Write the material out again, line by line, exactly as it is.

****

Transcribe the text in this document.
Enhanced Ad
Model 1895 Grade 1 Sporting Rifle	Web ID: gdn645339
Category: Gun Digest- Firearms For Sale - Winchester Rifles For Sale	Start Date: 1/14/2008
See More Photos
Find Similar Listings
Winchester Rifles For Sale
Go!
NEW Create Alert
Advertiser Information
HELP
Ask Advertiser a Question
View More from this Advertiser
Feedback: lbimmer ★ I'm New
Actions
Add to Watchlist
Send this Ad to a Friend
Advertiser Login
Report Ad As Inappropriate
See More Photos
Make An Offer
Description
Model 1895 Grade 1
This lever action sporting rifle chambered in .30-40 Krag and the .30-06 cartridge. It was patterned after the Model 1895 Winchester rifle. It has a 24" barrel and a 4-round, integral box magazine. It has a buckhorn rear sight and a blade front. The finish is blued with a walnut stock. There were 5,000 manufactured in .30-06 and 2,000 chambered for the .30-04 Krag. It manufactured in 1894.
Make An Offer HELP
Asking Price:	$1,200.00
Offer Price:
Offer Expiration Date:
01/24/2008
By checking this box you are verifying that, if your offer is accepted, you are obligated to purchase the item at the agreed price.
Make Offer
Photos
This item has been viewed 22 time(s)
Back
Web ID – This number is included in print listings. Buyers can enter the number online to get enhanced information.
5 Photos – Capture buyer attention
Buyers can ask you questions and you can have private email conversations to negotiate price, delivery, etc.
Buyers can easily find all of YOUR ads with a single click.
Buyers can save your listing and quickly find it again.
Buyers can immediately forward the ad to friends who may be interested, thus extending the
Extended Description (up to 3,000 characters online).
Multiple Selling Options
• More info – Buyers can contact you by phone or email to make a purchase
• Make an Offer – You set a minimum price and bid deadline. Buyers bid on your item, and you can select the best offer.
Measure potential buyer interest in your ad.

****

### COMPLETED EXERCISE
Transcribe the text in this document.
Enhanced Ad
Model 1895 Grade 1 Sporting Rifle	Web ID: gdn645339
Category: Gun Digest- Firearms For Sale - Winchester Rifles For Sale	Start Date: 1/14/2008
See More Photos
Find Similar Listings
Winchester Rifles For Sale
Go!
NEW Create Alert
Advertiser Information
HELP
Ask Advertiser a Question
View More from this Advertiser
Feedback: lbimmer ★ I'm New
Actions
Add to Watchlist
Send this Ad to a Friend
Advertiser Login
Report Ad As Inappropriate
See More Photos
Make An Offer
Description
Model 1895 Grade 1
This lever action sporting rifle chambered in .30-40 Krag and the .30-06 cartridge. It was patterned after the Model 1895 Winchester rifle. It has a 24" barrel and a 4-round, integral box magazine. It has a buckhorn rear sight and a blade front. The finish is blued with a walnut stock. There were 5,000 manufactured in .30-06 and 2,000 chambered for the .30-04 Krag. It manufactured in 1894.
Make An Offer HELP
Asking Price:	$1,200.00
Offer Price:
Offer Expiration Date:
01/24/2008
By checking this box you are verifying that, if your offer is accepted, you are obligated to purchase the item at the agreed price.
Make Offer
Photos
This item has been viewed 22 time(s)
Back
Web ID – This number is included in print listings. Buyers can enter the number online to get enhanced information.
5 Photos – Capture buyer attention
Buyers can ask you questions and you can have private email conversations to negotiate price, delivery, etc.
Buyers can easily find all of YOUR ads with a single click.
Buyers can save your listing and quickly find it again.
Buyers can immediately forward the ad to friends who may be interested, thus extending the
Extended Description (up to 3,000 characters online).
Multiple Selling Options
• More info – Buyers can contact you by phone or email to make a purchase
• Make an Offer – You set a minimum price and bid deadline. Buyers bid on your item, and you can select the best offer.
Measure potential buyer interest in your ad.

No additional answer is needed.